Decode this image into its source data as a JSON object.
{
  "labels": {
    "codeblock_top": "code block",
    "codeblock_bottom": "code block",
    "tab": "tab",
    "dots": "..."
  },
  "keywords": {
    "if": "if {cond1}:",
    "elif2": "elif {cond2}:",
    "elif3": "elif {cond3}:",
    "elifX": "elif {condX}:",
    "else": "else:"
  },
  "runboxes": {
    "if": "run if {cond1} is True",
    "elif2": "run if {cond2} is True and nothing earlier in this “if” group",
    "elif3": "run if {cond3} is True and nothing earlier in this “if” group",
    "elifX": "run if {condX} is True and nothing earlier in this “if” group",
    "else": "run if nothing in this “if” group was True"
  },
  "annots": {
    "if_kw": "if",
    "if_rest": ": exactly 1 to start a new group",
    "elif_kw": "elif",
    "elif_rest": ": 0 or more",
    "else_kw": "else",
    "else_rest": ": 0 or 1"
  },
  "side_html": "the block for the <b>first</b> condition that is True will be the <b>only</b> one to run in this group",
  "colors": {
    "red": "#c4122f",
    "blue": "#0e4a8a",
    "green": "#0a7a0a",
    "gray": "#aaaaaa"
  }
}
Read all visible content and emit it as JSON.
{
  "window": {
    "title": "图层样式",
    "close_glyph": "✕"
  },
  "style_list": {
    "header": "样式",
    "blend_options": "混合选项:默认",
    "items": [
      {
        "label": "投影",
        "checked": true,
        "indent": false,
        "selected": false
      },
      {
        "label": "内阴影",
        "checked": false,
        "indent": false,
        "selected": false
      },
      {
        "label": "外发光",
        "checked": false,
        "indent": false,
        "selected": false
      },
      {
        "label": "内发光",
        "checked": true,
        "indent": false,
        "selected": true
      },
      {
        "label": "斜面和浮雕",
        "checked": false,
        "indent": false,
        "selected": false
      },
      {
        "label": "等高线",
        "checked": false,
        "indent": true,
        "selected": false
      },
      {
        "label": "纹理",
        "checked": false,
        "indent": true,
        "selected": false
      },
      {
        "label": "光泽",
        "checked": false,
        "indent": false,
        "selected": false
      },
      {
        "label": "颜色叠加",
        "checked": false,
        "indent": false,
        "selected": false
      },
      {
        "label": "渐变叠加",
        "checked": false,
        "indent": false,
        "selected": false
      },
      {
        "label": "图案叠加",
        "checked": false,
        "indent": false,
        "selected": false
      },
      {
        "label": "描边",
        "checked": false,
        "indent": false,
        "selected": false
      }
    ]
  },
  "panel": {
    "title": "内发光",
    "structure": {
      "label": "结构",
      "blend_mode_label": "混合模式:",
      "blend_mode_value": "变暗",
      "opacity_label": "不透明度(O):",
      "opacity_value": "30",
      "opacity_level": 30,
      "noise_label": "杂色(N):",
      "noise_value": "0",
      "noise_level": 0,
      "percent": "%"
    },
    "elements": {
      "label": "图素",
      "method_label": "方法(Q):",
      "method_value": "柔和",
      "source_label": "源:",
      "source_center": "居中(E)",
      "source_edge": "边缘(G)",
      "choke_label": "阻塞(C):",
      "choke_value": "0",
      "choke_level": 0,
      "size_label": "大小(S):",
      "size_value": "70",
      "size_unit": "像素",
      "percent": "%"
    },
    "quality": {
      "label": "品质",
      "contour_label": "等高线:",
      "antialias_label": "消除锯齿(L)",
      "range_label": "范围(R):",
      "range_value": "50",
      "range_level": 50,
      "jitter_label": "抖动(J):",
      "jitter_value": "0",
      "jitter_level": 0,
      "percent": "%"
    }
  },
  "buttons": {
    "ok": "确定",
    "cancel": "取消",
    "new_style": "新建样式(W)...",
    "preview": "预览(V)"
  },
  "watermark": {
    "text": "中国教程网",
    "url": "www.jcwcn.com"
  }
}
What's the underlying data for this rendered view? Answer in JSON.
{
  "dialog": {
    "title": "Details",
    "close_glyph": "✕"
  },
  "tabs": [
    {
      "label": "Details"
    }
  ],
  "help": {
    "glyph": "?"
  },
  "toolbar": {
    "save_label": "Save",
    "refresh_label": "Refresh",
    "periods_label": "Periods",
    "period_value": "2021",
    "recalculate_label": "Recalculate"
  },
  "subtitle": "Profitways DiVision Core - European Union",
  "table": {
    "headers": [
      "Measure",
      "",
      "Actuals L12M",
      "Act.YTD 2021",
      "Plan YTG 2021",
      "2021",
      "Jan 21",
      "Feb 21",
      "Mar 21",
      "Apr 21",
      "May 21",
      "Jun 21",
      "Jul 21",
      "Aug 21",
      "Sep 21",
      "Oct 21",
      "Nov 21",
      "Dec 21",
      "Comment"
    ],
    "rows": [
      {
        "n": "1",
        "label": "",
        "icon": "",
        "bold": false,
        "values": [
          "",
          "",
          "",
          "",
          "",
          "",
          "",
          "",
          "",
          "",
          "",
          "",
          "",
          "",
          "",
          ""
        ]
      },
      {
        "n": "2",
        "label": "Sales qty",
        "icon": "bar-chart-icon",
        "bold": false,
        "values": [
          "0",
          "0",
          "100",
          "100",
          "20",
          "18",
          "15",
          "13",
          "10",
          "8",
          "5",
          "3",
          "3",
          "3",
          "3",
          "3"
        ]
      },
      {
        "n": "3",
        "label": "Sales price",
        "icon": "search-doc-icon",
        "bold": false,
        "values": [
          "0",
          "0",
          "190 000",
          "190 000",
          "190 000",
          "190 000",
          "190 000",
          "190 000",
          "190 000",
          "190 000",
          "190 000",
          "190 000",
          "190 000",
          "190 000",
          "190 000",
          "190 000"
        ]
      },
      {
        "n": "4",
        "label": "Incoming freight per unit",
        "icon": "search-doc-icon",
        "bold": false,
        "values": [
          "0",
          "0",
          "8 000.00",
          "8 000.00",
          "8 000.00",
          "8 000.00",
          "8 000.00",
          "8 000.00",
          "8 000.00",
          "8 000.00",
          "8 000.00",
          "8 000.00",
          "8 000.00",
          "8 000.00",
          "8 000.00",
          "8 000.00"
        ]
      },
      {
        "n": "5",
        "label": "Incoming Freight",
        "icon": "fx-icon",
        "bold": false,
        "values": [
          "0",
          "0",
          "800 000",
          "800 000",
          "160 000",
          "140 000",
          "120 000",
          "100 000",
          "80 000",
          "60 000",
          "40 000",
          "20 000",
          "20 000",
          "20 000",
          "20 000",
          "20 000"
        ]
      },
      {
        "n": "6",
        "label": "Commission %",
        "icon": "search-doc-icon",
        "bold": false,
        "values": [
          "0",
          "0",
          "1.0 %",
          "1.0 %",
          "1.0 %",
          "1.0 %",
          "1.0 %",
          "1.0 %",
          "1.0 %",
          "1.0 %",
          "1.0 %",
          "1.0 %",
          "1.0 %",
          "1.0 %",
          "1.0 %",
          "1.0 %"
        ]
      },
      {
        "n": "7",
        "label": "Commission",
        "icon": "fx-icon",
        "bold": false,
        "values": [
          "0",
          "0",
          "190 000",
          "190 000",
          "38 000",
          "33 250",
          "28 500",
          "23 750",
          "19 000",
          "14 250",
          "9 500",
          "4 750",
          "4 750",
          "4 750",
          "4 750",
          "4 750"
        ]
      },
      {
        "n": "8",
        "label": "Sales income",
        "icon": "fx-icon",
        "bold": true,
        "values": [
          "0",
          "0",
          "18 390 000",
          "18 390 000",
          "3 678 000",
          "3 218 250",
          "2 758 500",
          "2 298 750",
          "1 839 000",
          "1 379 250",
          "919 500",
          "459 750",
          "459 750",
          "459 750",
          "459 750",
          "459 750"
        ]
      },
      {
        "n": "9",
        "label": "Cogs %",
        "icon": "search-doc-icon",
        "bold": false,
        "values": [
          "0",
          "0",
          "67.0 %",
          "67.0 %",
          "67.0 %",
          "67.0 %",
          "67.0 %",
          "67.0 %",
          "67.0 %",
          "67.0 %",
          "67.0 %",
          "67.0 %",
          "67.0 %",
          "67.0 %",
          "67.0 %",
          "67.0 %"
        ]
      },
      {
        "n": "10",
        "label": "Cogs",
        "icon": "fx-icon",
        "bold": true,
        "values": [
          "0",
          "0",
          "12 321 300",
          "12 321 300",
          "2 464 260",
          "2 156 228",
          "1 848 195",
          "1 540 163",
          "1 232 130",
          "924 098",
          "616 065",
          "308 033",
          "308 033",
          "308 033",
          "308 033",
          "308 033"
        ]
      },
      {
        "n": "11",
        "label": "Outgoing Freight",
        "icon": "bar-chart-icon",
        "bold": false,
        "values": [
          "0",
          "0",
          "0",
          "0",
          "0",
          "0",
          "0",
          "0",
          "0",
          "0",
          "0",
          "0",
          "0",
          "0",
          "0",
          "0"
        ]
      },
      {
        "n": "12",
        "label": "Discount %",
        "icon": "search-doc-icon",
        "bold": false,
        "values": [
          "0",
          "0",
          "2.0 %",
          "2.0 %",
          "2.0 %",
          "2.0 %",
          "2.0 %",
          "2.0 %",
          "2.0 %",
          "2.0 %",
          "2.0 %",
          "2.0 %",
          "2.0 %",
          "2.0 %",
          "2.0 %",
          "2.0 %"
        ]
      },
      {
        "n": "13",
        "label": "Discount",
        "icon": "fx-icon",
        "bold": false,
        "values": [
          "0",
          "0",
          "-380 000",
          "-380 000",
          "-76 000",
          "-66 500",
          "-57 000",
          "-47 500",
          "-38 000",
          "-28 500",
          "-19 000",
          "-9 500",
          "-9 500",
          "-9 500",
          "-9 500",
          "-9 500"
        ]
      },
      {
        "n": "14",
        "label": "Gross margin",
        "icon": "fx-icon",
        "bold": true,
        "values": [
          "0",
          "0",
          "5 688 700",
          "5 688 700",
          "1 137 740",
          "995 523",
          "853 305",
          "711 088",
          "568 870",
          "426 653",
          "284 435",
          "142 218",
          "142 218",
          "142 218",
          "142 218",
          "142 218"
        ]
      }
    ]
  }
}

#### What the task asks:
Pull every line containing the word "Sales" out of the material and copy it.

#### The answer:
        "label": "Sales qty",
        "label": "Sales price",
        "label": "Sales income",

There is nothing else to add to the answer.